#### TASK TO COMPLETE
Reproduce each line of the material precisely.

#### Dataset entries on figures
★ ★ ★ ★ ★
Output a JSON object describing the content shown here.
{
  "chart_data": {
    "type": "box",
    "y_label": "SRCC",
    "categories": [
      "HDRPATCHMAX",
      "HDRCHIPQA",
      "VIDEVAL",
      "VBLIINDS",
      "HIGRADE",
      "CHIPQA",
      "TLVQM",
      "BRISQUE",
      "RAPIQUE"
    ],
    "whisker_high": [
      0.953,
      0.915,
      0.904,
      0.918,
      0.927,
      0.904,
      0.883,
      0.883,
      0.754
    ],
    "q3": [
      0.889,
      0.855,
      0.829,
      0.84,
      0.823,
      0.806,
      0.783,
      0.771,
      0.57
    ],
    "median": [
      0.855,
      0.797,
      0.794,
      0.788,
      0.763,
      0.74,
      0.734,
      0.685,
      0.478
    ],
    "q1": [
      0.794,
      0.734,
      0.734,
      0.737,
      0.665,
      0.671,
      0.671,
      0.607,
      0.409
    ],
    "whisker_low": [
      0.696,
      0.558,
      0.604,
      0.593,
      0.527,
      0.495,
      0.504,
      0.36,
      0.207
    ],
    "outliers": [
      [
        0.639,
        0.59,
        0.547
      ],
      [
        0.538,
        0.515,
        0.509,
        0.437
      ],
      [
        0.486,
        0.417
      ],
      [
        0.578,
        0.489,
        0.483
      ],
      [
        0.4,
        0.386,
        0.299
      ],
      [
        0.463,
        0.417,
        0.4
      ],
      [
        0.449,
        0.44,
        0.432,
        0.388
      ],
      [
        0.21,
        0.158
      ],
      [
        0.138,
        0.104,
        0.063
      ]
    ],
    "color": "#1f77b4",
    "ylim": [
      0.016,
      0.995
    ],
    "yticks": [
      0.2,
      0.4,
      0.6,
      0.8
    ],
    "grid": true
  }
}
★ ★ ★ ★ ★
#### FINISHED ANSWER
Output a JSON object describing the content shown here.
{
  "chart_data": {
    "type": "box",
    "y_label": "SRCC",
    "categories": [
      "HDRPATCHMAX",
      "HDRCHIPQA",
      "VIDEVAL",
      "VBLIINDS",
      "HIGRADE",
      "CHIPQA",
      "TLVQM",
      "BRISQUE",
      "RAPIQUE"
    ],
    "whisker_high": [
      0.953,
      0.915,
      0.904,
      0.918,
      0.927,
      0.904,
      0.883,
      0.883,
      0.754
    ],
    "q3": [
      0.889,
      0.855,
      0.829,
      0.84,
      0.823,
      0.806,
      0.783,
      0.771,
      0.57
    ],
    "median": [
      0.855,
      0.797,
      0.794,
      0.788,
      0.763,
      0.74,
      0.734,
      0.685,
      0.478
    ],
    "q1": [
      0.794,
      0.734,
      0.734,
      0.737,
      0.665,
      0.671,
      0.671,
      0.607,
      0.409
    ],
    "whisker_low": [
      0.696,
      0.558,
      0.604,
      0.593,
      0.527,
      0.495,
      0.504,
      0.36,
      0.207
    ],
    "outliers": [
      [
        0.639,
        0.59,
        0.547
      ],
      [
        0.538,
        0.515,
        0.509,
        0.437
      ],
      [
        0.486,
        0.417
      ],
      [
        0.578,
        0.489,
        0.483
      ],
      [
        0.4,
        0.386,
        0.299
      ],
      [
        0.463,
        0.417,
        0.4
      ],
      [
        0.449,
        0.44,
        0.432,
        0.388
      ],
      [
        0.21,
        0.158
      ],
      [
        0.138,
        0.104,
        0.063
      ]
    ],
    "color": "#1f77b4",
    "ylim": [
      0.016,
      0.995
    ],
    "yticks": [
      0.2,
      0.4,
      0.6,
      0.8
    ],
    "grid": true
  }
}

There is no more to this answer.